### INSTRUCTIONS FOR THE TASK
Wherever the string "اللغة" shows up in a line, count that line. Give the total alone.

(Collection entries)
◇ ◇ ◇

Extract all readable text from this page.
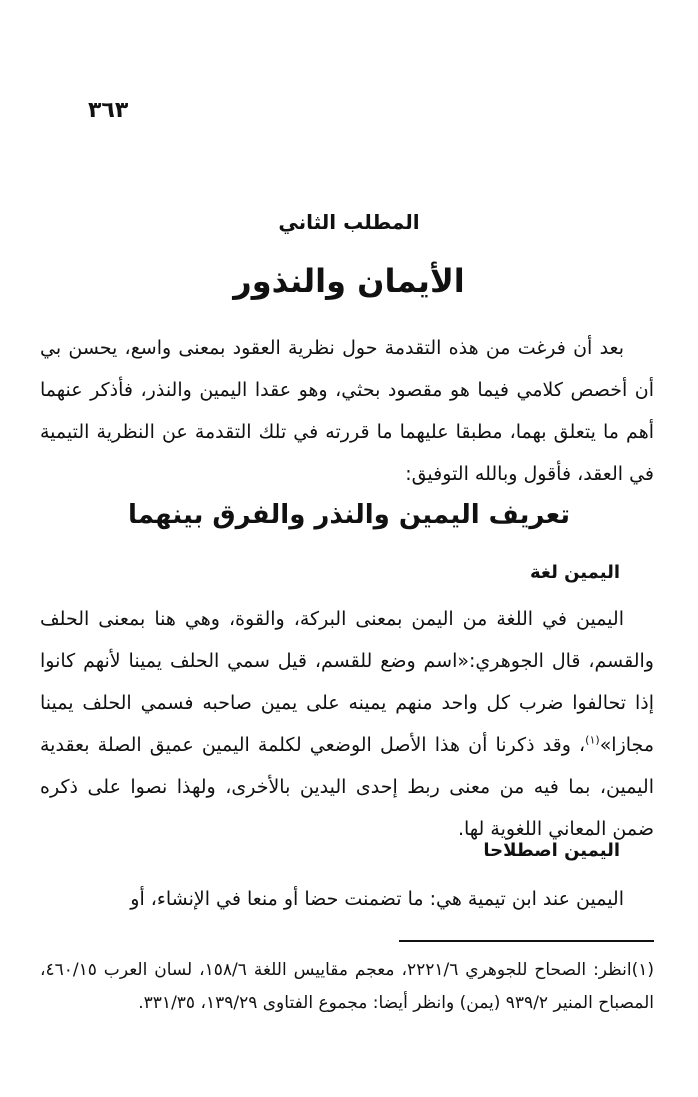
٣٦٣
المطلب الثاني
الأيمان والنذور

بعد أن فرغت من هذه التقدمة حول نظرية العقود بمعنى واسع، يحسن بي أن أخصص كلامي فيما هو مقصود بحثي، وهو عقدا اليمين والنذر، فأذكر عنهما أهم ما يتعلق بهما، مطبقا عليهما ما قررته في تلك التقدمة عن النظرية التيمية في العقد، فأقول وبالله التوفيق:

تعريف اليمين والنذر والفرق بينهما
اليمين لغة

اليمين في اللغة من اليمن بمعنى البركة، والقوة، وهي هنا بمعنى الحلف والقسم، قال الجوهري:«اسم وضع للقسم، قيل سمي الحلف يمينا لأنهم كانوا إذا تحالفوا ضرب كل واحد منهم يمينه على يمين صاحبه فسمي الحلف يمينا مجازا»$^{(١)}$، وقد ذكرنا أن هذا الأصل الوضعي لكلمة اليمين عميق الصلة بعقدية اليمين، بما فيه من معنى ربط إحدى اليدين بالأخرى، ولهذا نصوا على ذكره ضمن المعاني اللغوية لها.

اليمين اصطلاحا

اليمين عند ابن تيمية هي: ما تضمنت حضا أو منعا في الإنشاء، أو

(١)انظر: الصحاح للجوهري ٢٢٢١/٦، معجم مقاييس اللغة ١٥٨/٦، لسان العرب ٤٦٠/١٥، المصباح المنير ٩٣٩/٢ (يمن) وانظر أيضا: مجموع الفتاوى ١٣٩/٢٩، ٣٣١/٣٥.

◇ ◇ ◇

### TASK RESULT
2